**Task input**
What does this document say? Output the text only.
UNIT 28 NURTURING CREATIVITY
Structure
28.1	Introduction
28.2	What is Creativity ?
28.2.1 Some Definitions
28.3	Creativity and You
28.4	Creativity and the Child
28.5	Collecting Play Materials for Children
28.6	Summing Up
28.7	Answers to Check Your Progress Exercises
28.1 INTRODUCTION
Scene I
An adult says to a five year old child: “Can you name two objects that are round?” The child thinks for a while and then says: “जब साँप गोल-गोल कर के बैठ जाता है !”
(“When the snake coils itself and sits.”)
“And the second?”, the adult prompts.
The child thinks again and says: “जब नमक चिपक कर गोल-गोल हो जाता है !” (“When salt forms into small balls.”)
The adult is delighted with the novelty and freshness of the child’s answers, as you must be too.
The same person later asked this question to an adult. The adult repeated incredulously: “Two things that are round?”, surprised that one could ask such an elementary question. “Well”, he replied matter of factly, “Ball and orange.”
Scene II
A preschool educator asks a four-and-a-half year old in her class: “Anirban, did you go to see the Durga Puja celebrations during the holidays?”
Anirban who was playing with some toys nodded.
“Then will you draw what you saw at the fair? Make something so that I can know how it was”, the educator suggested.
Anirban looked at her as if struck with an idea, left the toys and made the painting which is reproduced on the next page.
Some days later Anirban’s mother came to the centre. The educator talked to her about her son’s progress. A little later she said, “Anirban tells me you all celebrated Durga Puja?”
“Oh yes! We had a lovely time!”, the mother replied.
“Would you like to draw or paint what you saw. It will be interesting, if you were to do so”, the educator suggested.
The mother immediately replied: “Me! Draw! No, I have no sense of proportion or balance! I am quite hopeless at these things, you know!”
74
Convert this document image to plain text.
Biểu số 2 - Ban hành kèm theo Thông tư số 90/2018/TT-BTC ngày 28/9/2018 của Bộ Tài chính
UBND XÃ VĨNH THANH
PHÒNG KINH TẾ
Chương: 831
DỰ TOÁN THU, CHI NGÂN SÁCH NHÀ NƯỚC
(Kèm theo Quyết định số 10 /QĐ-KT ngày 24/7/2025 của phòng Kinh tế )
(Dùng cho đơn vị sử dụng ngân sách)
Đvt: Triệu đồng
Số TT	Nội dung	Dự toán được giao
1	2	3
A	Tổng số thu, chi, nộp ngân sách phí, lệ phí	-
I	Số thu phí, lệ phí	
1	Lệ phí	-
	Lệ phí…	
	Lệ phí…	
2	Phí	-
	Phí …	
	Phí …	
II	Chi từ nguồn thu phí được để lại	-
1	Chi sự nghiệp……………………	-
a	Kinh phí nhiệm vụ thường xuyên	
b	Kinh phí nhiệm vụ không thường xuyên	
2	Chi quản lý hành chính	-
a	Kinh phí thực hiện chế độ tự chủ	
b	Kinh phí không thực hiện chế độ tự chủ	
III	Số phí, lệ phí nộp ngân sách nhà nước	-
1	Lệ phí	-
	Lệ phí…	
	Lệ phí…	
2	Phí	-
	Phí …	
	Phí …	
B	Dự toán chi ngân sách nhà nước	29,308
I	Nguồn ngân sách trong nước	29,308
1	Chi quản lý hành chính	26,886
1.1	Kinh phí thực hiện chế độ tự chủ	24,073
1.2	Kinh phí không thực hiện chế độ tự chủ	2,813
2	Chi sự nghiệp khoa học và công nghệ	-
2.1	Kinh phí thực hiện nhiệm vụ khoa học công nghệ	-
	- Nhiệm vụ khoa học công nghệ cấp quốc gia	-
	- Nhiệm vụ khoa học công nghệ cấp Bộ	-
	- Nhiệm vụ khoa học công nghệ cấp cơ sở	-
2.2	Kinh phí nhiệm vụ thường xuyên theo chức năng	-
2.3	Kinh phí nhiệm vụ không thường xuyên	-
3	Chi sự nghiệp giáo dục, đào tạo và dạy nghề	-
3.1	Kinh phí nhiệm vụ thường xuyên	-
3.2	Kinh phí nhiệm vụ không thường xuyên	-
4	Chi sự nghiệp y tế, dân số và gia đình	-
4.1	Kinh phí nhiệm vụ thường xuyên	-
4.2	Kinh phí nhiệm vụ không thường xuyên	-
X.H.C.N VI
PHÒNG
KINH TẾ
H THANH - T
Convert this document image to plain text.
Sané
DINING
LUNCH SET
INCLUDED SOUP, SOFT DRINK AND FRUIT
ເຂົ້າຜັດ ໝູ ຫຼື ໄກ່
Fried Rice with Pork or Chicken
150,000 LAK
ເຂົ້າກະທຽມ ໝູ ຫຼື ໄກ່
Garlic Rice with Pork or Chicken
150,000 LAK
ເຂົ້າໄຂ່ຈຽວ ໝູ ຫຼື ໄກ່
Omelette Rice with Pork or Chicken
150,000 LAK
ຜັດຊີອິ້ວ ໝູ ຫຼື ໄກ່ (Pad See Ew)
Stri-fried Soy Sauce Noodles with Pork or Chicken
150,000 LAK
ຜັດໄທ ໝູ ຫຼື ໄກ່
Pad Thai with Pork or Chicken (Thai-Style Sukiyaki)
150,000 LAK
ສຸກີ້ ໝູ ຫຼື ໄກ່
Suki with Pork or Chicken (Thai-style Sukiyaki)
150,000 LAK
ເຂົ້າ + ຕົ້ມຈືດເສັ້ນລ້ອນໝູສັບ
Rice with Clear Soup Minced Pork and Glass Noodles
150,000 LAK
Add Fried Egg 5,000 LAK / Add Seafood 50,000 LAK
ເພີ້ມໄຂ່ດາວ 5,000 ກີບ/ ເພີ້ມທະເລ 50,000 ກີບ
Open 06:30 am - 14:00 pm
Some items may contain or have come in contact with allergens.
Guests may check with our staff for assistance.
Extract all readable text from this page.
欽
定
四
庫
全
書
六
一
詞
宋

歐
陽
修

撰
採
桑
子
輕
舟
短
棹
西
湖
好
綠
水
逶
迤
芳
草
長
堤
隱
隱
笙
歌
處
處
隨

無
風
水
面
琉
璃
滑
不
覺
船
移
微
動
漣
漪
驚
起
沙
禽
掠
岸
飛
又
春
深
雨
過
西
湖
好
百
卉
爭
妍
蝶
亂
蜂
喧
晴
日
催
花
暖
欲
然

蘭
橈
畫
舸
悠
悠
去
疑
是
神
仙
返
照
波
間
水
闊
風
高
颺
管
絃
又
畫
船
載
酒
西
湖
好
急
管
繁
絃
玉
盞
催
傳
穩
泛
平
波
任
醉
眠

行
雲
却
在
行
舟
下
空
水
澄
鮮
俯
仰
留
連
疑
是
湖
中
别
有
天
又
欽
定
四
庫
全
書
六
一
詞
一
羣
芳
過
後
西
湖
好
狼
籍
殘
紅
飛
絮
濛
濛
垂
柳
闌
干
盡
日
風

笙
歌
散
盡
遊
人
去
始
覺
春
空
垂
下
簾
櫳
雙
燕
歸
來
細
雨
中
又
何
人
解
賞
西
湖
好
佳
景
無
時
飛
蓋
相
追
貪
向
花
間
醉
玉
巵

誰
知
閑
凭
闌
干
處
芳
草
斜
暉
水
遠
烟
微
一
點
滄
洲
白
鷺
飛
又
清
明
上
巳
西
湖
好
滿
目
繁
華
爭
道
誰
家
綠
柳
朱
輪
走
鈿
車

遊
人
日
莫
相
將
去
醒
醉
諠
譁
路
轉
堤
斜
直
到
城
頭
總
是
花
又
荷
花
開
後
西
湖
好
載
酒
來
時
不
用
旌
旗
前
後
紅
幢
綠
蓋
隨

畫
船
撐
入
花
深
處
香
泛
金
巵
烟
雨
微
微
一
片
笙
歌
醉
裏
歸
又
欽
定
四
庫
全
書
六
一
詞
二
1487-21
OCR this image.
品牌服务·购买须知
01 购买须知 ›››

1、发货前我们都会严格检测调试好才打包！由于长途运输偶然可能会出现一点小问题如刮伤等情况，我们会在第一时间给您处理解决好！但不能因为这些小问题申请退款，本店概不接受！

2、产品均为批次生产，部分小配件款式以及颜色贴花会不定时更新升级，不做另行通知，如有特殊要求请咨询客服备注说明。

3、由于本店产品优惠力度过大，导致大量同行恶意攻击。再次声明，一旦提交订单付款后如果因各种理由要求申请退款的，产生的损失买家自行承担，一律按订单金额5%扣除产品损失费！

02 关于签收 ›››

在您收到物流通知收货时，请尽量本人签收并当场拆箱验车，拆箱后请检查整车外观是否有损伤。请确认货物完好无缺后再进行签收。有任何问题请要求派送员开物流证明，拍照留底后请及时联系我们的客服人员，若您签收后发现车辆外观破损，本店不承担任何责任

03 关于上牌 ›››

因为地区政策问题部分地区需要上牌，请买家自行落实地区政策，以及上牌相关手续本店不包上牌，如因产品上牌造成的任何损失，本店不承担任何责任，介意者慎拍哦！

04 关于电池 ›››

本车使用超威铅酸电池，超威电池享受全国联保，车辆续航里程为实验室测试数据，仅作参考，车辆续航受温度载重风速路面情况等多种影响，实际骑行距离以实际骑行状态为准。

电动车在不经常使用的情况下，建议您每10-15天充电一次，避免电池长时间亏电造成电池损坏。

**Your objective**
Select every line in the material above where the string "will" occurs, and copy it.

**Output below**
“Then will you draw what you saw at the fair? Make something so that I can know how it was”, the educator suggested.
“Would you like to draw or paint what you saw. It will be interesting, if you were to do so”, the educator suggested.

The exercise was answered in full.